START RAW RECORDS
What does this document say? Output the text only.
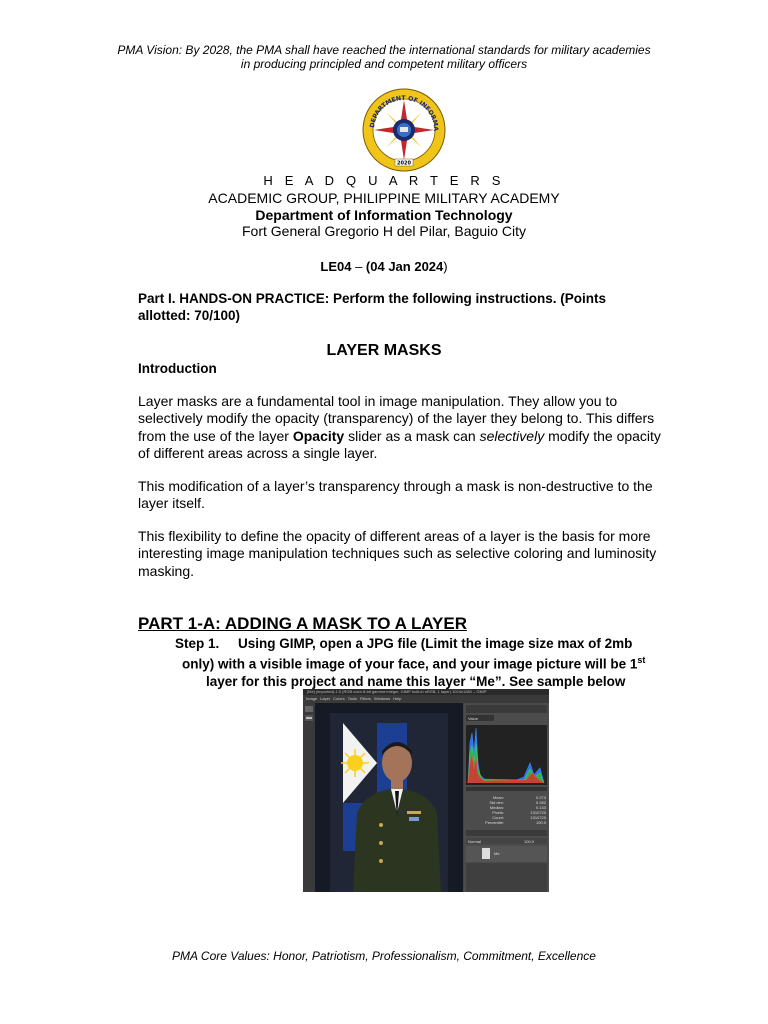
PMA Vision: By 2028, the PMA shall have reached the international standards for military academies
in producing principled and competent military officers
DEPARTMENT OF INFORMA
2020
H E A D Q U A R T E R S
ACADEMIC GROUP, PHILIPPINE MILITARY ACADEMY
Department of Information Technology
Fort General Gregorio H del Pilar, Baguio City
LE04 – (04 Jan 2024)
Part I. HANDS-ON PRACTICE: Perform the following instructions. (Points
allotted: 70/100)
LAYER MASKS
Introduction
Layer masks are a fundamental tool in image manipulation. They allow you to selectively modify the opacity (transparency) of the layer they belong to. This differs from the use of the layer Opacity slider as a mask can selectively modify the opacity of different areas across a single layer.
This modification of a layer’s transparency through a mask is non-destructive to the layer itself.
This flexibility to define the opacity of different areas of a layer is the basis for more interesting image manipulation techniques such as selective coloring and luminosity masking.
PART 1-A: ADDING A MASK TO A LAYER
Step 1.     Using GIMP, open a JPG file (Limit the image size max of 2mb
only) with a visible image of your face, and your image picture will be 1st
layer for this project and name this layer “Me”. See sample below
[Me] (imported)-1.0 (RGB color 8-bit gamma integer, GIMP built-in sRGB, 1 layer) 1024x1280 – GIMP
Image Layer Colors Tools Filters Windows Help
Mean:
Std dev:
Median:
Pixels:
Count:
Percentile:
0.273
0.282
0.133
1310720
1310720
100.0
Value
Normal	100.0
Me
PMA Core Values: Honor, Patriotism, Professionalism, Commitment, Excellence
END RAW RECORDS
◆ **EXERCISE TASK**:
Working from the material above, transcribe it exactly while omitting pictures.

◆ **RIGHT ANSWER**:
What does this document say? Output the text only.
PMA Vision: By 2028, the PMA shall have reached the international standards for military academies
in producing principled and competent military officers
DEPARTMENT OF INFORMA
2020
H E A D Q U A R T E R S
ACADEMIC GROUP, PHILIPPINE MILITARY ACADEMY
Department of Information Technology
Fort General Gregorio H del Pilar, Baguio City
LE04 – (04 Jan 2024)
Part I. HANDS-ON PRACTICE: Perform the following instructions. (Points
allotted: 70/100)
LAYER MASKS
Introduction
Layer masks are a fundamental tool in image manipulation. They allow you to selectively modify the opacity (transparency) of the layer they belong to. This differs from the use of the layer Opacity slider as a mask can selectively modify the opacity of different areas across a single layer.
This modification of a layer’s transparency through a mask is non-destructive to the layer itself.
This flexibility to define the opacity of different areas of a layer is the basis for more interesting image manipulation techniques such as selective coloring and luminosity masking.
PART 1-A: ADDING A MASK TO A LAYER
Step 1.     Using GIMP, open a JPG file (Limit the image size max of 2mb
only) with a visible image of your face, and your image picture will be 1st
layer for this project and name this layer “Me”. See sample below
[Me] (imported)-1.0 (RGB color 8-bit gamma integer, GIMP built-in sRGB, 1 layer) 1024x1280 – GIMP
Image Layer Colors Tools Filters Windows Help
Mean:
Std dev:
Median:
Pixels:
Count:
Percentile:
0.273
0.282
0.133
1310720
1310720
100.0
Value
Normal	100.0
Me
PMA Core Values: Honor, Patriotism, Professionalism, Commitment, Excellence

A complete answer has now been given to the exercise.